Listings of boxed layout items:
------------------------------

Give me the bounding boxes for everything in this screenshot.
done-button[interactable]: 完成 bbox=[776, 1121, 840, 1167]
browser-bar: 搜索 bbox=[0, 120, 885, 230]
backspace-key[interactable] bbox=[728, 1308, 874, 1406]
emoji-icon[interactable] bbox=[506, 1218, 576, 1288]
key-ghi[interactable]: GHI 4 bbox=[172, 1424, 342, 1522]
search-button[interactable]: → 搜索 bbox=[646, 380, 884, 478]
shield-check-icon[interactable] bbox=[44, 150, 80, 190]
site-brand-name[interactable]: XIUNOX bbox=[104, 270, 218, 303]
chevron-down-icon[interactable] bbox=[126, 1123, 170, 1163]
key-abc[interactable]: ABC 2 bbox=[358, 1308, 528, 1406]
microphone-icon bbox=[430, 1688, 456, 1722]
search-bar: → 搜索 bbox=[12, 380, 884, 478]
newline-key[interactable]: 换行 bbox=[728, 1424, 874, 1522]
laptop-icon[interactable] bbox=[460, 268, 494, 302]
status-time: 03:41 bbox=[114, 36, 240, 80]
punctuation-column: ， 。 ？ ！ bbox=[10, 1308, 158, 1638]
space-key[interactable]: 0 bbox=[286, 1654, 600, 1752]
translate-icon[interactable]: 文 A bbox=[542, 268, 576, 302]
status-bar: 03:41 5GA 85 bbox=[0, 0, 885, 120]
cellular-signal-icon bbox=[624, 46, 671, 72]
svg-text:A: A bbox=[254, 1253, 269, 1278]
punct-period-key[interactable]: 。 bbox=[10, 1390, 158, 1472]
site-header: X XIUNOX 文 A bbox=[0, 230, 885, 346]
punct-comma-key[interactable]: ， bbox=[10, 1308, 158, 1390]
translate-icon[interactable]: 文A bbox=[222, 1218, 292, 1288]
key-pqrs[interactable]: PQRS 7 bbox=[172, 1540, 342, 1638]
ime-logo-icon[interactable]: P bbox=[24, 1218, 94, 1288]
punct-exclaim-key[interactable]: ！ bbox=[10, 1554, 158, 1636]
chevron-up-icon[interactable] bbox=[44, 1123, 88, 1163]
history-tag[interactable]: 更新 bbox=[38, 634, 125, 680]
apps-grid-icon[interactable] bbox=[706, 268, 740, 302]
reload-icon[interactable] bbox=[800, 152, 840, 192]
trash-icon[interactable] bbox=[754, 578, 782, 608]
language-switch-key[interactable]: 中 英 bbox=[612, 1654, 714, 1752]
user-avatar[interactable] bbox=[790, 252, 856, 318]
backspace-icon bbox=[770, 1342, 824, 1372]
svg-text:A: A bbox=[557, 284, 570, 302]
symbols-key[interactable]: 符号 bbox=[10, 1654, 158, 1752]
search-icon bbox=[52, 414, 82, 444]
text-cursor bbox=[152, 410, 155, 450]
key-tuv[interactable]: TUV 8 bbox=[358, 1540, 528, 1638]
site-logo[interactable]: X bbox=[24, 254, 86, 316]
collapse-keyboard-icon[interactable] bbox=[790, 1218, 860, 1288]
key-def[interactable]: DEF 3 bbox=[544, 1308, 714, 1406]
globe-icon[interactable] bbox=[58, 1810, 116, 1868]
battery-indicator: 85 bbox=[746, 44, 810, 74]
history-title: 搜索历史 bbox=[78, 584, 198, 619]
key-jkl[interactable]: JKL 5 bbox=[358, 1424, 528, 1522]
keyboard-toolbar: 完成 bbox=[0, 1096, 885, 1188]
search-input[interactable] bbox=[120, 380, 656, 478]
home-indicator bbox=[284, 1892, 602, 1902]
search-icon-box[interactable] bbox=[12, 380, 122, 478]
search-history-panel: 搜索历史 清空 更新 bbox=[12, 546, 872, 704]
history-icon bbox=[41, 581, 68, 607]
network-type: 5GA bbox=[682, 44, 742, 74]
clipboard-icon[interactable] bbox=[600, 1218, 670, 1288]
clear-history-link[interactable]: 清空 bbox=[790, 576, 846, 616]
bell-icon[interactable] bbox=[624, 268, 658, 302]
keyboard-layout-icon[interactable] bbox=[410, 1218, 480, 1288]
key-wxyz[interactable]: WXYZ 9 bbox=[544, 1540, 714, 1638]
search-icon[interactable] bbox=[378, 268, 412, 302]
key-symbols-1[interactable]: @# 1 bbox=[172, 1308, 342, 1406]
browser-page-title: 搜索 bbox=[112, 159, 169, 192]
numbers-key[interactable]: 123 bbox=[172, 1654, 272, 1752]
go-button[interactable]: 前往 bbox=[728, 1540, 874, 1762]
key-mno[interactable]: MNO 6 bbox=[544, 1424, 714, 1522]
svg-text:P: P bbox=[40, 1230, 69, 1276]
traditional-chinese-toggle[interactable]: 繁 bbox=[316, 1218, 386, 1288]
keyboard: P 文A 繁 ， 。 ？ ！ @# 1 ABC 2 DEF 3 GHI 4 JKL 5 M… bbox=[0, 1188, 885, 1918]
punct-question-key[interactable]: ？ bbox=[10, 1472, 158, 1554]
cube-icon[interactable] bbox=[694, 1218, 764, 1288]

------------------------------

Can you update the material above so that every "interactable" reads "clickable" and nothing else changes?

Give me the bounding boxes for everything in this screenshot.
done-button[clickable]: 完成 bbox=[776, 1121, 840, 1167]
browser-bar: 搜索 bbox=[0, 120, 885, 230]
backspace-key[clickable] bbox=[728, 1308, 874, 1406]
emoji-icon[clickable] bbox=[506, 1218, 576, 1288]
key-ghi[clickable]: GHI 4 bbox=[172, 1424, 342, 1522]
search-button[clickable]: → 搜索 bbox=[646, 380, 884, 478]
shield-check-icon[clickable] bbox=[44, 150, 80, 190]
site-brand-name[clickable]: XIUNOX bbox=[104, 270, 218, 303]
chevron-down-icon[clickable] bbox=[126, 1123, 170, 1163]
key-abc[clickable]: ABC 2 bbox=[358, 1308, 528, 1406]
microphone-icon bbox=[430, 1688, 456, 1722]
search-bar: → 搜索 bbox=[12, 380, 884, 478]
newline-key[clickable]: 换行 bbox=[728, 1424, 874, 1522]
laptop-icon[clickable] bbox=[460, 268, 494, 302]
status-time: 03:41 bbox=[114, 36, 240, 80]
punctuation-column: ， 。 ？ ！ bbox=[10, 1308, 158, 1638]
space-key[clickable]: 0 bbox=[286, 1654, 600, 1752]
translate-icon[clickable]: 文 A bbox=[542, 268, 576, 302]
status-bar: 03:41 5GA 85 bbox=[0, 0, 885, 120]
cellular-signal-icon bbox=[624, 46, 671, 72]
svg-text:A: A bbox=[254, 1253, 269, 1278]
punct-period-key[clickable]: 。 bbox=[10, 1390, 158, 1472]
site-header: X XIUNOX 文 A bbox=[0, 230, 885, 346]
punct-comma-key[clickable]: ， bbox=[10, 1308, 158, 1390]
translate-icon[clickable]: 文A bbox=[222, 1218, 292, 1288]
key-pqrs[clickable]: PQRS 7 bbox=[172, 1540, 342, 1638]
ime-logo-icon[clickable]: P bbox=[24, 1218, 94, 1288]
punct-exclaim-key[clickable]: ！ bbox=[10, 1554, 158, 1636]
chevron-up-icon[clickable] bbox=[44, 1123, 88, 1163]
history-tag[clickable]: 更新 bbox=[38, 634, 125, 680]
apps-grid-icon[clickable] bbox=[706, 268, 740, 302]
reload-icon[clickable] bbox=[800, 152, 840, 192]
trash-icon[clickable] bbox=[754, 578, 782, 608]
language-switch-key[clickable]: 中 英 bbox=[612, 1654, 714, 1752]
user-avatar[clickable] bbox=[790, 252, 856, 318]
backspace-icon bbox=[770, 1342, 824, 1372]
svg-text:A: A bbox=[557, 284, 570, 302]
symbols-key[clickable]: 符号 bbox=[10, 1654, 158, 1752]
search-icon bbox=[52, 414, 82, 444]
text-cursor bbox=[152, 410, 155, 450]
key-tuv[clickable]: TUV 8 bbox=[358, 1540, 528, 1638]
site-logo[clickable]: X bbox=[24, 254, 86, 316]
collapse-keyboard-icon[clickable] bbox=[790, 1218, 860, 1288]
key-def[clickable]: DEF 3 bbox=[544, 1308, 714, 1406]
globe-icon[clickable] bbox=[58, 1810, 116, 1868]
battery-indicator: 85 bbox=[746, 44, 810, 74]
history-title: 搜索历史 bbox=[78, 584, 198, 619]
key-jkl[clickable]: JKL 5 bbox=[358, 1424, 528, 1522]
keyboard-toolbar: 完成 bbox=[0, 1096, 885, 1188]
search-input[clickable] bbox=[120, 380, 656, 478]
home-indicator bbox=[284, 1892, 602, 1902]
search-icon-box[clickable] bbox=[12, 380, 122, 478]
search-history-panel: 搜索历史 清空 更新 bbox=[12, 546, 872, 704]
history-icon bbox=[41, 581, 68, 607]
network-type: 5GA bbox=[682, 44, 742, 74]
clipboard-icon[clickable] bbox=[600, 1218, 670, 1288]
clear-history-link[clickable]: 清空 bbox=[790, 576, 846, 616]
bell-icon[clickable] bbox=[624, 268, 658, 302]
keyboard-layout-icon[clickable] bbox=[410, 1218, 480, 1288]
key-wxyz[clickable]: WXYZ 9 bbox=[544, 1540, 714, 1638]
search-icon[clickable] bbox=[378, 268, 412, 302]
key-symbols-1[clickable]: @# 1 bbox=[172, 1308, 342, 1406]
browser-page-title: 搜索 bbox=[112, 159, 169, 192]
numbers-key[clickable]: 123 bbox=[172, 1654, 272, 1752]
go-button[clickable]: 前往 bbox=[728, 1540, 874, 1762]
key-mno[clickable]: MNO 6 bbox=[544, 1424, 714, 1522]
svg-text:P: P bbox=[40, 1230, 69, 1276]
traditional-chinese-toggle[clickable]: 繁 bbox=[316, 1218, 386, 1288]
keyboard: P 文A 繁 ， 。 ？ ！ @# 1 ABC 2 DEF 3 GHI 4 JKL 5 M… bbox=[0, 1188, 885, 1918]
punct-question-key[clickable]: ？ bbox=[10, 1472, 158, 1554]
cube-icon[clickable] bbox=[694, 1218, 764, 1288]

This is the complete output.